ENTRIES SUPPLIED:

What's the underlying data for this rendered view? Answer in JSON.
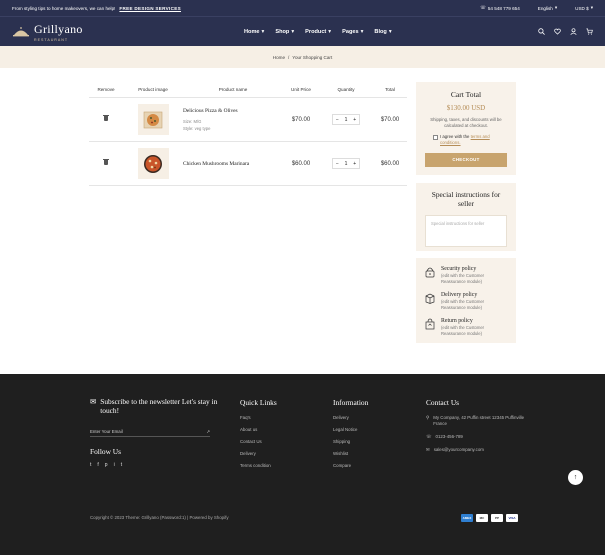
{
  "topbar": {
    "message": "From styling tips to home makeovers, we can help!",
    "link": "FREE DESIGN SERVICES",
    "phone": "54 548 779 654",
    "language": "English",
    "currency": "USD $"
  },
  "header": {
    "logo_name": "Grillyano",
    "logo_sub": "RESTAURANT",
    "nav": [
      "Home",
      "Shop",
      "Product",
      "Pages",
      "Blog"
    ]
  },
  "breadcrumb": {
    "home": "Home",
    "sep": "/",
    "current": "Your Shopping Cart"
  },
  "cart": {
    "headers": {
      "remove": "Remove",
      "image": "Product image",
      "name": "Product name",
      "price": "Unit Price",
      "qty": "Quantity",
      "total": "Total"
    },
    "items": [
      {
        "name": "Delicious Pizza & Olives",
        "size": "Size: M/G",
        "style": "Style: veg type",
        "price": "$70.00",
        "qty": "1",
        "total": "$70.00",
        "minus": "−",
        "plus": "+"
      },
      {
        "name": "Chicken Mushrooms Marinara",
        "price": "$60.00",
        "qty": "1",
        "total": "$60.00",
        "minus": "−",
        "plus": "+"
      }
    ]
  },
  "total_box": {
    "title": "Cart Total",
    "amount": "$130.00 USD",
    "note": "Shipping, taxes, and discounts will be calculated at checkout.",
    "agree_prefix": "I agree with the",
    "agree_link": "terms and conditions.",
    "checkout": "CHECKOUT"
  },
  "instructions": {
    "title": "Special instructions for seller",
    "placeholder": "Special instructions for seller"
  },
  "policies": [
    {
      "title": "Security policy",
      "desc": "(edit with the Customer Reassurance module)"
    },
    {
      "title": "Delivery policy",
      "desc": "(edit with the Customer Reassurance module)"
    },
    {
      "title": "Return policy",
      "desc": "(edit with the Customer Reassurance module)"
    }
  ],
  "footer": {
    "newsletter_title": "Subscribe to the newsletter Let's stay in touch!",
    "email_placeholder": "Enter Your Email",
    "follow": "Follow Us",
    "social": [
      "t",
      "f",
      "p",
      "i",
      "t"
    ],
    "quick_links_title": "Quick Links",
    "quick_links": [
      "Faq's",
      "About us",
      "Contact Us",
      "Delivery",
      "Terms condition"
    ],
    "information_title": "Information",
    "information": [
      "Delivery",
      "Legal Notice",
      "Shipping",
      "Wishlist",
      "Compare"
    ],
    "contact_title": "Contact Us",
    "contact": {
      "address": "My Company, 42 Puffin street 12345 Puffinville France",
      "phone": "0123-456-789",
      "email": "sales@yourcompany.com"
    },
    "copyright": "Copyright © 2023 Theme: Grillyano (Password:1) | Powered by Shopify",
    "payments": [
      "AMEX",
      "MC",
      "PP",
      "VISA"
    ]
  }
}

REQUIREMENT:
Read the entries above, then pull out the lines that include "phone".

ANSWER TO THIS PROBLEM:
    "phone": "54 548 779 654",
      "phone": "0123-456-789",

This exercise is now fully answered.